### Extracted text
-- Opening Marker --
The highly anticipated third-quarter results from leading chipmaker Nvidia were released just before 8am AEDT and investors appeared unimpressed with what they saw as shares fell almost 1% at the closing bell on Wall St. Despite reporting revenue and earnings that beat consensus, the company warned that they expect sales to destinations like China to decline significantly in Q4 due to export restrictions on the region.
And in Europe, markets closed mostly lower on Tuesday as investors await the release of final third-quarter results and ahead of the FOMC meeting minutes released in the US. The STOXX600 fell 0.1%, Germany’s DAX lost 0.01%, the French CAC fell 0.24%, and, in the UK, the FTSE100 shed 0.2%.
The Aussie market rally extended into Tuesday’s session with the ASX adding 0.28% at the closing bell, as news of further stimulus in China boosted the price of iron ore and subsequently the big miners surged in afternoon trade. The new stimulus to boost the world’s second largest economy out of deflationary territory, is through Beijing increasing budget spending to support post-pandemic recovery efforts. China is set to deploy a host of local and central government bonds which will push Beijing’s budget deficit up to a 2-decade high. The Chinese treasury also maintained its benchmark lending rates at a monthly fixing meeting on Monday.
The stimulus sparked the iron ore price to rise over US$134/tonne, while big iron ore miners including BHP, Rio Tinto and FMG each gained over 1%.
-- Closing Marker --
### Data extract
-- Opening Marker --
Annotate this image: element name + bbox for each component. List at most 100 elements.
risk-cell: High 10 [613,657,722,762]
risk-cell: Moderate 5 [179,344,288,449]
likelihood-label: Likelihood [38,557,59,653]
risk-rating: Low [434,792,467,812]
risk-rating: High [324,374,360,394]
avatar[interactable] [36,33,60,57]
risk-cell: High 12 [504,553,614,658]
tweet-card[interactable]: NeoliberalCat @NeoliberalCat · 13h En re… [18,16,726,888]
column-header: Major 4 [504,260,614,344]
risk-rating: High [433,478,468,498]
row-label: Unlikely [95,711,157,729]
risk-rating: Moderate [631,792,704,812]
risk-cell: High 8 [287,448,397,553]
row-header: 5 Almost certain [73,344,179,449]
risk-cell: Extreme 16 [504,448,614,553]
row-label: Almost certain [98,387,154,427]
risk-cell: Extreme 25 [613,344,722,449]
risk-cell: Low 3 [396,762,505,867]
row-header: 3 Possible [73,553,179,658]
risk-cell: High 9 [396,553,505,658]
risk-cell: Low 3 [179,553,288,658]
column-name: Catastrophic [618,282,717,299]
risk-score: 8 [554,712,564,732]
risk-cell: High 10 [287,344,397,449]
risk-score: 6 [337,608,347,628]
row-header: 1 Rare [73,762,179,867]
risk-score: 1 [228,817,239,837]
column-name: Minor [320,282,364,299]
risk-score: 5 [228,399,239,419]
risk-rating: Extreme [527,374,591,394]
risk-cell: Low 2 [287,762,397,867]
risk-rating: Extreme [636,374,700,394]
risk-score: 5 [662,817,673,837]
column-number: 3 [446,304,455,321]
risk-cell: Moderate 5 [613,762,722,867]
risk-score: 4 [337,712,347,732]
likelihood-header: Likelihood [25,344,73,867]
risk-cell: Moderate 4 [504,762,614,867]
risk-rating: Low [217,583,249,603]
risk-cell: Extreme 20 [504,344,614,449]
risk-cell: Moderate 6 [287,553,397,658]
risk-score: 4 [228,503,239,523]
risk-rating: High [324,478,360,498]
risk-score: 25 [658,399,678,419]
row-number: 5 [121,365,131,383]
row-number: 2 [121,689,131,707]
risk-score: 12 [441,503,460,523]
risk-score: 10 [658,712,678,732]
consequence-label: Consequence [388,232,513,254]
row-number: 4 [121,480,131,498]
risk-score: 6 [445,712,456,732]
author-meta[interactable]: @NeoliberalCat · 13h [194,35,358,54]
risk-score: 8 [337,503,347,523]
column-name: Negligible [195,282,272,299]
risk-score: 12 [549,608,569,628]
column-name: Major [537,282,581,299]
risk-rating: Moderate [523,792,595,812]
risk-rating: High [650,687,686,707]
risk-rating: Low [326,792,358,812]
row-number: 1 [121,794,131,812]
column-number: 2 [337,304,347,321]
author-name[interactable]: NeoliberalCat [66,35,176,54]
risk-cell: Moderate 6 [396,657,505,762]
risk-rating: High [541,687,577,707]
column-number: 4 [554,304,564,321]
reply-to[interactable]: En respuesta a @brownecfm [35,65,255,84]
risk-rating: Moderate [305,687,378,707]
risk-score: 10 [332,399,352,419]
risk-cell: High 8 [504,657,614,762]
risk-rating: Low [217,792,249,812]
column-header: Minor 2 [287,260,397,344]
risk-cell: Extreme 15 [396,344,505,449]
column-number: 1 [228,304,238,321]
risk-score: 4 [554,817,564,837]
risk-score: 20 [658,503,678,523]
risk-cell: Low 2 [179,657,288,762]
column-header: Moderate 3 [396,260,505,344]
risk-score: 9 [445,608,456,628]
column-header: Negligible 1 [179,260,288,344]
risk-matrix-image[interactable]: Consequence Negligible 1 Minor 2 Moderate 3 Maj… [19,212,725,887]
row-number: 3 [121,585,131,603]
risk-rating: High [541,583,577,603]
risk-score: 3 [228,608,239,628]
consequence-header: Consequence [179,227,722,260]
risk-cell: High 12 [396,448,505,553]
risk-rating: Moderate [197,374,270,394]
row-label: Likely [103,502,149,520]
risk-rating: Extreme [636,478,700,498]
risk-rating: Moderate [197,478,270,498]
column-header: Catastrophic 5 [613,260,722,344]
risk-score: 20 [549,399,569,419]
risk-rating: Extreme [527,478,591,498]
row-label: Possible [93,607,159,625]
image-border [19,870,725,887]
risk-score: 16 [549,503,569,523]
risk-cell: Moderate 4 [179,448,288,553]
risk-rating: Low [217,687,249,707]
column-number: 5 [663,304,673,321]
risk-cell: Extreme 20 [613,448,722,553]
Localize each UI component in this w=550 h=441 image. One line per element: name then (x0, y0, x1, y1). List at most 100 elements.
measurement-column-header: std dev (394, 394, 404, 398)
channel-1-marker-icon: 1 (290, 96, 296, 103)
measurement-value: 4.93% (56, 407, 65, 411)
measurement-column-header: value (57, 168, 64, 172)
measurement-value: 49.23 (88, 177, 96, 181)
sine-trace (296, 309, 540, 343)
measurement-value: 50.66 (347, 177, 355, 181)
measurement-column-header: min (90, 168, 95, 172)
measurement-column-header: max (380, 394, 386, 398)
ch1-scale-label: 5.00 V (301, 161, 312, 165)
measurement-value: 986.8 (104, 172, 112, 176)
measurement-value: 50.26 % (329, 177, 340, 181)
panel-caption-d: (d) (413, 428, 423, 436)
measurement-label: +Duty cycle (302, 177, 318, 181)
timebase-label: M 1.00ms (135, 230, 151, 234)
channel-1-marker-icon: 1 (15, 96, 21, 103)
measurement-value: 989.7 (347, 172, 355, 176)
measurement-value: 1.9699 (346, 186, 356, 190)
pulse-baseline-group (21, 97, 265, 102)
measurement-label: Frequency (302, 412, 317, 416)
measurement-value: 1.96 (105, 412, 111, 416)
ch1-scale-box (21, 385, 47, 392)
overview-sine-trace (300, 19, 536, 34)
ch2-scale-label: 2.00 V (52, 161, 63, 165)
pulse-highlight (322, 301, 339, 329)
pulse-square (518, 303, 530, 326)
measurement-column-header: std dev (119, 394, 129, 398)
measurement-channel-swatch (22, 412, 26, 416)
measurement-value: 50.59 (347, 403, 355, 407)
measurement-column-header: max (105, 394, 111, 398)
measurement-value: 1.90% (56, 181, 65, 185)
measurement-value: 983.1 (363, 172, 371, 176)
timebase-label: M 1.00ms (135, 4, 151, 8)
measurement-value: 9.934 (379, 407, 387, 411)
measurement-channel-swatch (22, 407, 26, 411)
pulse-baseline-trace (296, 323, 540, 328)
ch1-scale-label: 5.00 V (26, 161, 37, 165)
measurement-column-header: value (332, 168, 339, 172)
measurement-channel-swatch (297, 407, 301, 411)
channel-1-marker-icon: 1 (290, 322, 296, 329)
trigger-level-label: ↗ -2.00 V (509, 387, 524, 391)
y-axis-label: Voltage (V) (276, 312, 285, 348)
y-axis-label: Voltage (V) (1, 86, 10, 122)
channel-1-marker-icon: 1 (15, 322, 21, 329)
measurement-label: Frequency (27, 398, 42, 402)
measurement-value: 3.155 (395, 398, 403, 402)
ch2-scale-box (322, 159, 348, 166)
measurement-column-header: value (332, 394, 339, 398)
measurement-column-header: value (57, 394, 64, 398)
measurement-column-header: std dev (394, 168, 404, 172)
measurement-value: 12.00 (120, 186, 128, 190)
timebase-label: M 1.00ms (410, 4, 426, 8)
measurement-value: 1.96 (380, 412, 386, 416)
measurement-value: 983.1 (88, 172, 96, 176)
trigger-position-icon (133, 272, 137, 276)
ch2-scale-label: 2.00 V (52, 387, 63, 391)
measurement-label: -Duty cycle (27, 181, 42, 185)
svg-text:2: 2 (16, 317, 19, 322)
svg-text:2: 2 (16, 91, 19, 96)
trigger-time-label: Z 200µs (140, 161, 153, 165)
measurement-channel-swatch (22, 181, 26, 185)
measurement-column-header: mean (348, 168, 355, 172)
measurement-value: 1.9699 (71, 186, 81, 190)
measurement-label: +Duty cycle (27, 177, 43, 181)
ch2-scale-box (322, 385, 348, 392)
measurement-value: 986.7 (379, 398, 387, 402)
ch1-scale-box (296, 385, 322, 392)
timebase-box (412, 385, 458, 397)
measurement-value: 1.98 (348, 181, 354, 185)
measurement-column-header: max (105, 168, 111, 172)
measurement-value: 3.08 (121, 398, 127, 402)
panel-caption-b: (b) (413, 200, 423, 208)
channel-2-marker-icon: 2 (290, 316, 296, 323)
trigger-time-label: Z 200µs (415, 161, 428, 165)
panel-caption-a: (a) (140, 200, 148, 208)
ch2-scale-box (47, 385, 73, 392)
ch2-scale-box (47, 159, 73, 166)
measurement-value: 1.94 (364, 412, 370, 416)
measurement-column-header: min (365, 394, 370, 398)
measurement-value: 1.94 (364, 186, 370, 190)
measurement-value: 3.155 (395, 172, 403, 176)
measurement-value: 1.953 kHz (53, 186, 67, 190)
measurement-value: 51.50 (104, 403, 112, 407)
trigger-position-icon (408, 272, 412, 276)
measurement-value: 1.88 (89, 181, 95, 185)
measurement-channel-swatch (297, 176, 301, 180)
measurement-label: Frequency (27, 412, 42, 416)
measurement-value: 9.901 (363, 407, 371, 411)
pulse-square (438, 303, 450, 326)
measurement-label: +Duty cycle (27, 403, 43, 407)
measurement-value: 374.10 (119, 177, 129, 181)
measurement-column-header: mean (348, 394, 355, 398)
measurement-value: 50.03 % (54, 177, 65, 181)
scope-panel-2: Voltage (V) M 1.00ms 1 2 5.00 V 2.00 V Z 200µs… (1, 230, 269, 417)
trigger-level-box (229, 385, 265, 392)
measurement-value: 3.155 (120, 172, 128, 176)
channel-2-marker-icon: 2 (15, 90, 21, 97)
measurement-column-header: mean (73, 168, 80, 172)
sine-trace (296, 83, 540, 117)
-- Closing Marker --
### What you will do
1. List every European stock index named in the market report, together with the change reported for each.
2. Proceed with the market report, picking up after its final sentence.
The records have no connection to the market report.

### Exercise responses
1.
- STOXX600: fell 0.1%
- DAX (Germany): lost 0.01%
- CAC (France): fell 0.24%
- FTSE100 (UK): shed 0.2%

2.
The latest RBA meeting minutes were also released yesterday with a more cautious outlook on the future of rate hikes down under. The minutes noted that underlying inflation was more persistent than expected and the risk of not achieving the 2-3% target range by the end of 2025 had increased. Housing inflation, wage price inflation, and electricity inflation remain the key drivers of Australia’s inflation remaining sticky, as well as retail spend persisting and businesses passing on cost increases to customers.
At a separate event on Tuesday, RBA Governor Michele Bullock noted inflation remains the most pressing challenge over the next few years, with a warning that low productivity is not allowing the current pace of wages and unit labour costs to be consistent with better labour outcomes.
While the RBA is expected to maintain rates at 4.35% in the December meeting, we may be surprised with another rate hike should inflation show further signs of remaining sticky.
On a stock specific note yesterday, TechnologyOne slumped over 2% despite reporting a 16% boost in profit after tax to $129.9m for FY23 and a 19% rise in revenue. While, Origin Energy fell 2.2% after a 12-month effort to sell a $20bn takeover to a conglomerate led by Brookfield, hit a speed bump when AustralianSuper, Origin’s largest shareholder, made a binding commitment to vote no to the Brookfield takeover.